WORK TO COMPLETE = Write out the entries below once more, exactly, with the pictures left out.

++++++++++++++++++++

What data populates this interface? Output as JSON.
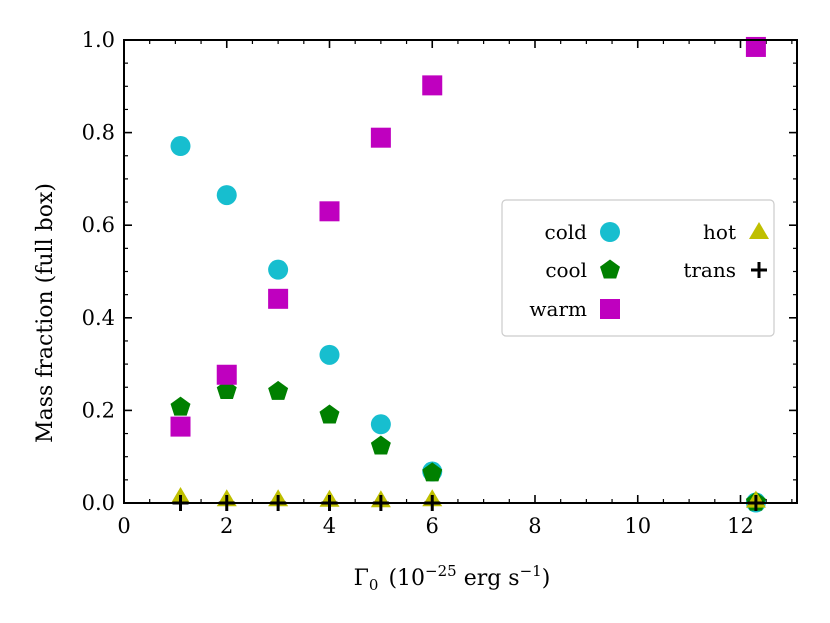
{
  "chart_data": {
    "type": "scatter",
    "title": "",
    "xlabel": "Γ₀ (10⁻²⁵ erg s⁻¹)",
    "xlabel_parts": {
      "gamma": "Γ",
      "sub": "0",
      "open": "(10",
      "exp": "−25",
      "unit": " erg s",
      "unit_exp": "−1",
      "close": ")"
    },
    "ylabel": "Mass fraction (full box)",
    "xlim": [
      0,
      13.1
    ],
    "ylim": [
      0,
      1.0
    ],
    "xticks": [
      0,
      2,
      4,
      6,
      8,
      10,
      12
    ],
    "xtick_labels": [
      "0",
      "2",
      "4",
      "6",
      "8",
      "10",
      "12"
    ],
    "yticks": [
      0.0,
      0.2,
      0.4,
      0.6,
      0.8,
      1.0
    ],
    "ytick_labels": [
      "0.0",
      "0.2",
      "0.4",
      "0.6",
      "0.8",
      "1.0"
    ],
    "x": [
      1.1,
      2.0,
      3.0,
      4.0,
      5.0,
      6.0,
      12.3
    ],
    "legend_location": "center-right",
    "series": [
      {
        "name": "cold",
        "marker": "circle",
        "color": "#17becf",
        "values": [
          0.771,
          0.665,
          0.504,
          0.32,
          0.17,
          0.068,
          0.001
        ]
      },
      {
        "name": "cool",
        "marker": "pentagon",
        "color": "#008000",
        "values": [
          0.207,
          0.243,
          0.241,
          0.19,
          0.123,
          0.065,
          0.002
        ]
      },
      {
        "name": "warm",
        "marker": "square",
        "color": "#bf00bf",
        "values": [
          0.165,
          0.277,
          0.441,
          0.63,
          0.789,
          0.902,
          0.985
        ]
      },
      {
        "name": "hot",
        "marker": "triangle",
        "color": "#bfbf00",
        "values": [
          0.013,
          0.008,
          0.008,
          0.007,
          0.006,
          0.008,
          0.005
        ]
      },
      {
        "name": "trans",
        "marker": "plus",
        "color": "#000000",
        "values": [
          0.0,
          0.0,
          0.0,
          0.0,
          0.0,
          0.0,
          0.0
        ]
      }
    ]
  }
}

++++++++++++++++++++

COMPLETED TASK =
What data populates this interface? Output as JSON.
{
  "chart_data": {
    "type": "scatter",
    "title": "",
    "xlabel": "Γ₀ (10⁻²⁵ erg s⁻¹)",
    "xlabel_parts": {
      "gamma": "Γ",
      "sub": "0",
      "open": "(10",
      "exp": "−25",
      "unit": " erg s",
      "unit_exp": "−1",
      "close": ")"
    },
    "ylabel": "Mass fraction (full box)",
    "xlim": [
      0,
      13.1
    ],
    "ylim": [
      0,
      1.0
    ],
    "xticks": [
      0,
      2,
      4,
      6,
      8,
      10,
      12
    ],
    "xtick_labels": [
      "0",
      "2",
      "4",
      "6",
      "8",
      "10",
      "12"
    ],
    "yticks": [
      0.0,
      0.2,
      0.4,
      0.6,
      0.8,
      1.0
    ],
    "ytick_labels": [
      "0.0",
      "0.2",
      "0.4",
      "0.6",
      "0.8",
      "1.0"
    ],
    "x": [
      1.1,
      2.0,
      3.0,
      4.0,
      5.0,
      6.0,
      12.3
    ],
    "legend_location": "center-right",
    "series": [
      {
        "name": "cold",
        "marker": "circle",
        "color": "#17becf",
        "values": [
          0.771,
          0.665,
          0.504,
          0.32,
          0.17,
          0.068,
          0.001
        ]
      },
      {
        "name": "cool",
        "marker": "pentagon",
        "color": "#008000",
        "values": [
          0.207,
          0.243,
          0.241,
          0.19,
          0.123,
          0.065,
          0.002
        ]
      },
      {
        "name": "warm",
        "marker": "square",
        "color": "#bf00bf",
        "values": [
          0.165,
          0.277,
          0.441,
          0.63,
          0.789,
          0.902,
          0.985
        ]
      },
      {
        "name": "hot",
        "marker": "triangle",
        "color": "#bfbf00",
        "values": [
          0.013,
          0.008,
          0.008,
          0.007,
          0.006,
          0.008,
          0.005
        ]
      },
      {
        "name": "trans",
        "marker": "plus",
        "color": "#000000",
        "values": [
          0.0,
          0.0,
          0.0,
          0.0,
          0.0,
          0.0,
          0.0
        ]
      }
    ]
  }
}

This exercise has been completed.